DIRECTION =
Lay out the stretch from the line containing "filter-option[interactable]: 鼓楼区 (274, 150, 301, 165)" through the line containing "main-nav: 首页 中心介绍" as a Markdown table with the columns Row and Line, numbering each row and omitting blank lines.

***** DATA PROVIDED *****

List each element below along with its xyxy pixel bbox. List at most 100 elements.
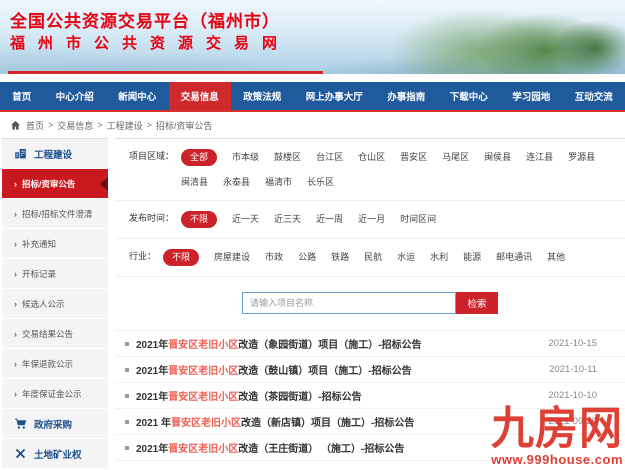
filter-option[interactable]: 鼓楼区 (274, 150, 301, 165)
nav-item-active[interactable]: 交易信息 (168, 82, 231, 110)
site-banner: 全国公共资源交易平台（福州市） 福州市公共资源交易网 (0, 0, 625, 74)
breadcrumb-separator: > (48, 120, 54, 130)
sidebar-item[interactable]: 政府采购 (2, 409, 108, 438)
filter-options: 不限 近一天 近三天 近一周 近一月 时间区间 (181, 211, 613, 228)
filter-option[interactable]: 房屋建设 (214, 250, 250, 265)
sidebar-item-label: 补充通知 (22, 238, 57, 249)
sidebar-item-label: 工程建设 (34, 149, 73, 161)
filter-option-active[interactable]: 不限 (181, 211, 218, 228)
list-item[interactable]: 2021 年晋安区老旧小区改造（新店镇）项目（施工）-招标公告 2021-09-2… (115, 409, 625, 435)
nav-item[interactable]: 互动交流 (563, 82, 625, 110)
filter-option[interactable]: 公路 (298, 250, 316, 265)
sidebar-item[interactable]: › 补充通知 (2, 229, 108, 258)
filter-option-active[interactable]: 不限 (163, 249, 200, 266)
announcement-title: 2021年晋安区老旧小区改造(岳峰镇)(施工)-招标公告 (136, 466, 538, 468)
search-button[interactable]: 检索 (456, 292, 498, 314)
filter-option[interactable]: 台江区 (316, 150, 343, 165)
filter-option[interactable]: 罗源县 (568, 150, 595, 165)
filter-option[interactable]: 时间区间 (400, 212, 436, 227)
sidebar-item[interactable]: 工程建设 (2, 139, 108, 168)
content-panel: 项目区域： 全部 市本级 鼓楼区 台江区 仓山区 晋安区 马尾区 闽侯县 连江县 罗源县 闽清县 永泰县… (115, 138, 625, 468)
filter-row: 发布时间： 不限 近一天 近三天 近一周 近一月 时间区间 (115, 201, 625, 239)
filter-options: 全部 市本级 鼓楼区 台江区 仓山区 晋安区 马尾区 闽侯县 连江县 罗源县闽清县 永泰县 福清市 长乐… (181, 149, 613, 190)
filter-option[interactable]: 市政 (265, 250, 283, 265)
filter-panel: 项目区域： 全部 市本级 鼓楼区 台江区 仓山区 晋安区 马尾区 闽侯县 连江县 罗源县 闽清县 永泰县… (115, 139, 625, 277)
filter-option[interactable]: 连江县 (526, 150, 553, 165)
filter-option[interactable]: 近一周 (316, 212, 343, 227)
list-item[interactable]: 2021年晋安区老旧小区改造（鼓山镇）项目（施工）-招标公告 2021-10-11 (115, 357, 625, 383)
main-nav: 首页 中心介绍 新闻中心 交易信息 政策法规 网上办事大厅 办事指南 下载中心 学习园地 互动交流 (0, 82, 625, 112)
announcement-title: 2021年晋安区老旧小区改造（鼓山镇）项目（施工）-招标公告 (136, 362, 539, 377)
filter-option[interactable]: 闽清县 (181, 175, 208, 190)
breadcrumb-separator: > (146, 120, 152, 130)
filter-option[interactable]: 水运 (397, 250, 415, 265)
filter-option[interactable]: 永泰县 (223, 175, 250, 190)
bullet-icon (125, 367, 129, 372)
sidebar-item[interactable]: › 年保退款公示 (2, 349, 108, 378)
filter-option[interactable]: 马尾区 (442, 150, 469, 165)
filter-option[interactable]: 福清市 (265, 175, 292, 190)
sidebar-item[interactable]: › 候选人公示 (2, 289, 108, 318)
title-prefix: 2021 年 (136, 418, 172, 429)
sidebar-item-label: 交易结果公告 (22, 328, 74, 339)
filter-label: 发布时间： (129, 213, 175, 223)
bullet-icon (125, 393, 129, 398)
filter-option[interactable]: 铁路 (331, 250, 349, 265)
filter-option[interactable]: 其他 (547, 250, 565, 265)
breadcrumb-item[interactable]: 首页 (26, 119, 44, 132)
sidebar-item[interactable]: 土地矿业权 (2, 439, 108, 468)
chevron-right-icon: › (14, 208, 17, 219)
nav-item[interactable]: 首页 (0, 82, 44, 110)
title-highlight: 晋安区老旧小区 (171, 418, 242, 429)
site-title-line2: 福州市公共资源交易网 (10, 35, 291, 52)
filter-option[interactable]: 近一月 (358, 212, 385, 227)
breadcrumb-item[interactable]: 工程建设 (107, 119, 143, 132)
sidebar-item-label: 招标/资审公告 (22, 178, 76, 189)
filter-option[interactable]: 水利 (430, 250, 448, 265)
nav-item[interactable]: 新闻中心 (106, 82, 169, 110)
chevron-right-icon: › (14, 328, 17, 339)
list-item[interactable]: 2021年晋安区老旧小区改造（王庄街道） （施工）-招标公告 (115, 435, 625, 461)
title-highlight: 晋安区老旧小区 (168, 366, 239, 377)
sidebar-item[interactable]: › 招标/资审公告 (2, 169, 108, 198)
nav-item[interactable]: 下载中心 (438, 82, 501, 110)
nav-item[interactable]: 学习园地 (500, 82, 563, 110)
filter-option[interactable]: 能源 (463, 250, 481, 265)
sidebar-item-label: 政府采购 (34, 419, 73, 431)
sidebar-item[interactable]: › 开标记录 (2, 259, 108, 288)
title-highlight: 晋安区老旧小区 (168, 392, 239, 403)
filter-label: 行业： (129, 251, 157, 261)
filter-option[interactable]: 晋安区 (400, 150, 427, 165)
list-item[interactable]: 2021年晋安区老旧小区改造(岳峰镇)(施工)-招标公告2021-09-27 (115, 461, 625, 468)
search-input[interactable] (242, 292, 456, 314)
filter-option[interactable]: 近三天 (274, 212, 301, 227)
filter-option[interactable]: 市本级 (232, 150, 259, 165)
filter-option[interactable]: 长乐区 (307, 175, 334, 190)
bullet-icon (125, 445, 129, 450)
breadcrumb-item[interactable]: 招标/资审公告 (156, 119, 213, 132)
sidebar-item-label: 年度保证金公示 (22, 388, 82, 399)
filter-option-active[interactable]: 全部 (181, 149, 218, 166)
chevron-right-icon: › (14, 178, 17, 189)
filter-option[interactable]: 民航 (364, 250, 382, 265)
nav-item[interactable]: 中心介绍 (44, 82, 107, 110)
chevron-right-icon: › (14, 238, 17, 249)
breadcrumb: 首页 > 交易信息 > 工程建设 > 招标/资审公告 (0, 112, 625, 138)
title-prefix: 2021年 (136, 392, 169, 403)
filter-option[interactable]: 仓山区 (358, 150, 385, 165)
list-item[interactable]: 2021年晋安区老旧小区改造（象园街道）项目（施工）-招标公告 2021-10-1… (115, 331, 625, 357)
filter-option[interactable]: 近一天 (232, 212, 259, 227)
nav-item[interactable]: 网上办事大厅 (294, 82, 376, 110)
announcement-date: 2021-10-15 (548, 338, 597, 349)
sidebar-item[interactable]: › 招标/招标文件澄清 (2, 199, 108, 228)
breadcrumb-item[interactable]: 交易信息 (57, 119, 93, 132)
title-suffix: 改造（象园街道）项目（施工）-招标公告 (238, 340, 422, 351)
filter-option[interactable]: 邮电通讯 (496, 250, 532, 265)
list-item[interactable]: 2021年晋安区老旧小区改造（茶园街道）-招标公告 2021-10-10 (115, 383, 625, 409)
sidebar-item[interactable]: › 交易结果公告 (2, 319, 108, 348)
filter-option[interactable]: 闽侯县 (484, 150, 511, 165)
sidebar-item[interactable]: › 年度保证金公示 (2, 379, 108, 408)
chevron-right-icon: › (14, 388, 17, 399)
nav-item[interactable]: 办事指南 (375, 82, 438, 110)
nav-item[interactable]: 政策法规 (231, 82, 294, 110)
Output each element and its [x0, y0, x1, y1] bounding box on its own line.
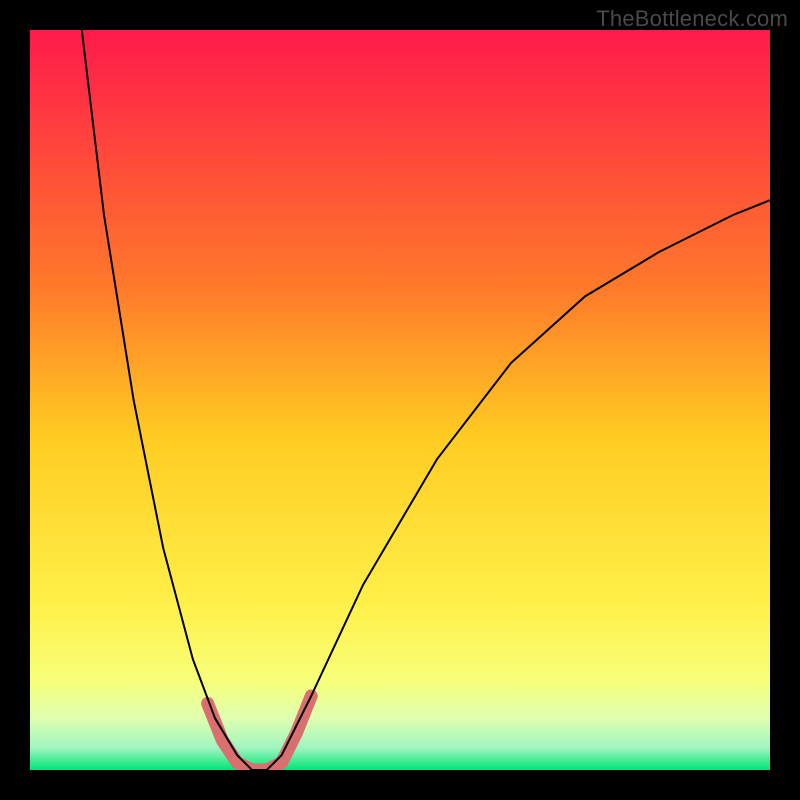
curve-layer [30, 30, 770, 770]
bottleneck-curve-path [82, 30, 770, 770]
watermark-text: TheBottleneck.com [596, 6, 788, 32]
chart-frame: TheBottleneck.com [0, 0, 800, 800]
plot-area [30, 30, 770, 770]
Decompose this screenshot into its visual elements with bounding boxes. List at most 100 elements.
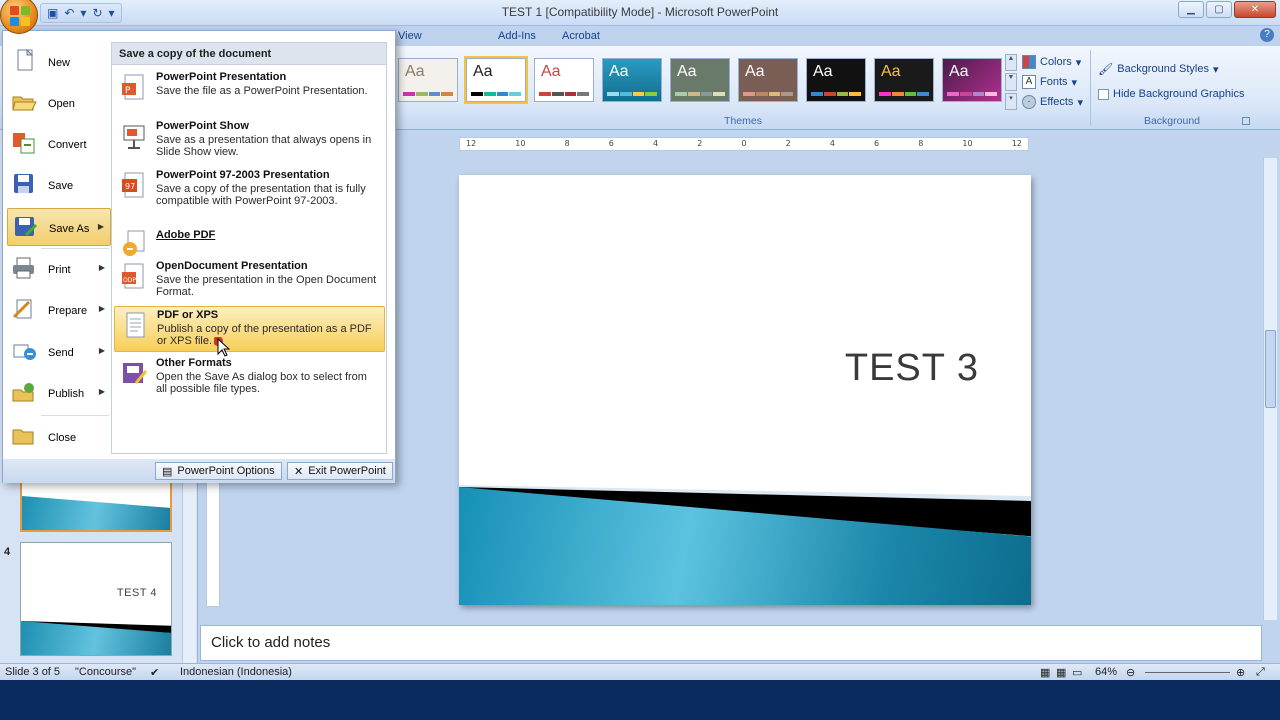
zoom-in-icon[interactable]: ⊕	[1236, 666, 1245, 679]
exit-powerpoint-button[interactable]: ✕ Exit PowerPoint	[287, 462, 393, 480]
menu-item-open[interactable]: Open	[7, 84, 111, 122]
menu-item-print[interactable]: Print ▶	[7, 250, 111, 288]
office-menu: New Open Convert Save Save As ▶ Print ▶ …	[2, 30, 396, 483]
taskbar	[0, 680, 1280, 720]
save-as-powerpoint-97-2003[interactable]: 97 PowerPoint 97-2003 Presentation Save …	[114, 167, 385, 213]
hide-background-graphics-checkbox[interactable]: Hide Background Graphics	[1098, 88, 1244, 100]
submenu-arrow-icon: ▶	[98, 304, 105, 313]
fonts-icon: A	[1022, 75, 1036, 89]
options-icon: ▤	[162, 465, 173, 478]
close-window-button[interactable]: ✕	[1234, 1, 1276, 18]
group-separator	[1090, 50, 1091, 126]
gallery-down-button[interactable]: ▼	[1005, 73, 1017, 91]
title-bar: ▣ ↶ ▾ ↻ ▾ TEST 1 [Compatibility Mode] - …	[0, 0, 1280, 26]
menu-item-send[interactable]: Send ▶	[7, 333, 111, 371]
submenu-arrow-icon: ▶	[98, 346, 105, 355]
vertical-scrollbar[interactable]	[1263, 158, 1277, 620]
view-normal-icon[interactable]: ▦	[1040, 666, 1050, 679]
theme-swatch[interactable]: Aa	[738, 58, 798, 102]
window-controls: ▁ ▢ ✕	[1178, 1, 1276, 18]
background-group-label: Background	[1143, 115, 1201, 127]
status-bar: Slide 3 of 5 "Concourse" ✔ Indonesian (I…	[0, 663, 1280, 680]
theme-swatch[interactable]: Aa	[398, 58, 458, 102]
adobe-pdf-icon	[120, 229, 148, 259]
scrollbar-thumb[interactable]	[1265, 330, 1276, 408]
slide-canvas[interactable]: TEST 3	[459, 175, 1031, 605]
background-styles-icon: 🖌	[1098, 62, 1114, 76]
window-title: TEST 1 [Compatibility Mode] - Microsoft …	[501, 5, 779, 19]
zoom-out-icon[interactable]: ⊖	[1126, 666, 1135, 679]
status-language[interactable]: Indonesian (Indonesia)	[180, 666, 292, 678]
slide-title[interactable]: TEST 3	[845, 347, 979, 390]
printer-icon	[11, 256, 37, 280]
view-slideshow-icon[interactable]: ▭	[1072, 666, 1082, 679]
notes-pane[interactable]: Click to add notes	[200, 625, 1262, 661]
save-as-powerpoint-presentation[interactable]: P PowerPoint Presentation Save the file …	[114, 69, 385, 113]
theme-swatch[interactable]: Aa	[670, 58, 730, 102]
menu-item-save[interactable]: Save	[7, 166, 111, 204]
prepare-icon	[11, 297, 37, 321]
theme-swatch[interactable]: Aa	[874, 58, 934, 102]
send-icon	[11, 339, 37, 363]
office-menu-footer: ▤ PowerPoint Options ✕ Exit PowerPoint	[3, 459, 395, 483]
theme-swatch[interactable]: Aa	[534, 58, 594, 102]
view-sorter-icon[interactable]: ▦	[1056, 666, 1066, 679]
horizontal-ruler: 12 10 8 6 4 2 0 2 4 6 8 10 12	[459, 137, 1029, 151]
thumbnail-title: TEST 4	[116, 587, 157, 599]
status-theme: "Concourse"	[75, 666, 137, 678]
mouse-cursor-icon	[213, 336, 231, 360]
themes-gallery: Aa Aa Aa Aa Aa Aa Aa Aa Aa	[398, 56, 1002, 104]
gallery-up-button[interactable]: ▲	[1005, 54, 1017, 72]
zoom-slider[interactable]	[1145, 672, 1230, 673]
background-options: 🖌 Background Styles ▾ Hide Background Gra…	[1098, 62, 1244, 112]
themes-gallery-scroll: ▲ ▼ ▾	[1005, 54, 1017, 110]
themes-group-label: Themes	[724, 115, 762, 127]
submenu-arrow-icon: ▶	[98, 387, 105, 396]
save-disk-icon	[11, 172, 37, 196]
svg-text:P: P	[125, 86, 131, 96]
menu-item-close[interactable]: Close	[7, 418, 111, 456]
gallery-more-button[interactable]: ▾	[1005, 92, 1017, 110]
save-as-powerpoint-show[interactable]: PowerPoint Show Save as a presentation t…	[114, 118, 385, 164]
slide-thumbnail-4[interactable]: TEST 4	[20, 542, 172, 656]
close-folder-icon	[11, 424, 37, 448]
save-as-pdf-or-xps[interactable]: PDF or XPS Publish a copy of the present…	[114, 306, 385, 352]
menu-item-save-as[interactable]: Save As ▶	[7, 208, 111, 246]
fit-to-window-icon[interactable]: ⤢	[1256, 666, 1265, 679]
tab-acrobat[interactable]: Acrobat	[562, 30, 600, 42]
help-icon[interactable]: ?	[1260, 28, 1274, 42]
publish-icon	[11, 380, 37, 404]
menu-item-prepare[interactable]: Prepare ▶	[7, 291, 111, 329]
fonts-button[interactable]: A Fonts ▾	[1022, 74, 1083, 90]
slide-number: 4	[4, 546, 11, 558]
spellcheck-icon[interactable]: ✔	[150, 666, 159, 679]
menu-item-publish[interactable]: Publish ▶	[7, 374, 111, 412]
office-logo-icon	[10, 6, 30, 26]
save-as-icon	[12, 215, 38, 239]
theme-swatch[interactable]: Aa	[942, 58, 1002, 102]
menu-item-new[interactable]: New	[7, 43, 111, 81]
open-folder-icon	[11, 90, 37, 114]
minimize-button[interactable]: ▁	[1178, 1, 1204, 18]
menu-item-convert[interactable]: Convert	[7, 125, 111, 163]
zoom-level[interactable]: 64%	[1095, 666, 1117, 678]
effects-button[interactable]: · Effects ▾	[1022, 94, 1083, 110]
powerpoint-options-button[interactable]: ▤ PowerPoint Options	[155, 462, 282, 480]
tab-view[interactable]: View	[398, 30, 422, 42]
theme-options: Colors ▾ A Fonts ▾ · Effects ▾	[1022, 54, 1083, 110]
theme-swatch[interactable]: Aa	[602, 58, 662, 102]
background-styles-button[interactable]: 🖌 Background Styles ▾	[1098, 62, 1244, 76]
status-slide-count: Slide 3 of 5	[5, 666, 61, 678]
maximize-button[interactable]: ▢	[1206, 1, 1232, 18]
dialog-launcher-icon[interactable]	[1242, 117, 1250, 125]
checkbox-icon	[1098, 88, 1109, 100]
save-as-opendocument[interactable]: ODP OpenDocument Presentation Save the p…	[114, 258, 385, 304]
theme-swatch-selected[interactable]: Aa	[464, 56, 528, 104]
ppsx-show-icon	[120, 122, 148, 152]
menu-divider	[41, 248, 109, 249]
colors-button[interactable]: Colors ▾	[1022, 54, 1083, 70]
theme-swatch[interactable]: Aa	[806, 58, 866, 102]
other-formats-icon	[120, 359, 148, 389]
tab-add-ins[interactable]: Add-Ins	[498, 30, 536, 42]
save-as-other-formats[interactable]: Other Formats Open the Save As dialog bo…	[114, 355, 385, 401]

*****

COMPLETE RESPONSE =
| Row | Line |
|---|---|
| 1 | filter-option[interactable]: 鼓楼区 (274, 150, 301, 165) |
| 2 | nav-item-active[interactable]: 交易信息 (168, 82, 231, 110) |
| 3 | site-banner: 全国公共资源交易平台（福州市） 福州市公共资源交易网 (0, 0, 625, 74) |
| 4 | breadcrumb-separator: > (48, 120, 54, 130) |
| 5 | sidebar-item[interactable]: 政府采购 (2, 409, 108, 438) |
| 6 | filter-options: 不限 近一天 近三天 近一周 近一月 时间区间 (181, 211, 613, 228) |
| 7 | filter-option[interactable]: 房屋建设 (214, 250, 250, 265) |
| 8 | sidebar-item-label: 补充通知 (22, 238, 57, 249) |
| 9 | sidebar-item-label: 工程建设 (34, 149, 73, 161) |
| 10 | filter-option-active[interactable]: 不限 (181, 211, 218, 228) |
| 11 | list-item[interactable]: 2021 年晋安区老旧小区改造（新店镇）项目（施工）-招标公告 2021-09-2… (115, 409, 625, 435) |
| 12 | nav-item[interactable]: 互动交流 (563, 82, 625, 110) |
| 13 | filter-option[interactable]: 公路 (298, 250, 316, 265) |
| 14 | sidebar-item[interactable]: › 补充通知 (2, 229, 108, 258) |
| 15 | filter-option-active[interactable]: 不限 (163, 249, 200, 266) |
| 16 | announcement-title: 2021年晋安区老旧小区改造(岳峰镇)(施工)-招标公告 (136, 466, 538, 468) |
| 17 | search-button[interactable]: 检索 (456, 292, 498, 314) |
| 18 | filter-option[interactable]: 台江区 (316, 150, 343, 165) |
| 19 | filter-option[interactable]: 罗源县 (568, 150, 595, 165) |
| 20 | filter-option[interactable]: 时间区间 (400, 212, 436, 227) |
| 21 | sidebar-item[interactable]: 工程建设 (2, 139, 108, 168) |
| 22 | content-panel: 项目区域： 全部 市本级 鼓楼区 台江区 仓山区 晋安区 马尾区 闽侯县 连江县 罗源县 闽清县 永泰县… (115, 138, 625, 468) |
| 23 | filter-row: 发布时间： 不限 近一天 近三天 近一周 近一月 时间区间 (115, 201, 625, 239) |
| 24 | filter-options: 全部 市本级 鼓楼区 台江区 仓山区 晋安区 马尾区 闽侯县 连江县 罗源县闽清县 永泰县 福清市 长乐… (181, 149, 613, 190) |
| 25 | filter-option[interactable]: 市政 (265, 250, 283, 265) |
| 26 | filter-panel: 项目区域： 全部 市本级 鼓楼区 台江区 仓山区 晋安区 马尾区 闽侯县 连江县 罗源县 闽清县 永泰县… (115, 139, 625, 277) |
| 27 | filter-option[interactable]: 连江县 (526, 150, 553, 165) |
| 28 | filter-option[interactable]: 近一周 (316, 212, 343, 227) |
| 29 | list-item[interactable]: 2021年晋安区老旧小区改造（鼓山镇）项目（施工）-招标公告 2021-10-11 (115, 357, 625, 383) |
| 30 | main-nav: 首页 中心介绍 新闻中心 交易信息 政策法规 网上办事大厅 办事指南 下载中心 学习园地 互动交流 (0, 82, 625, 112) |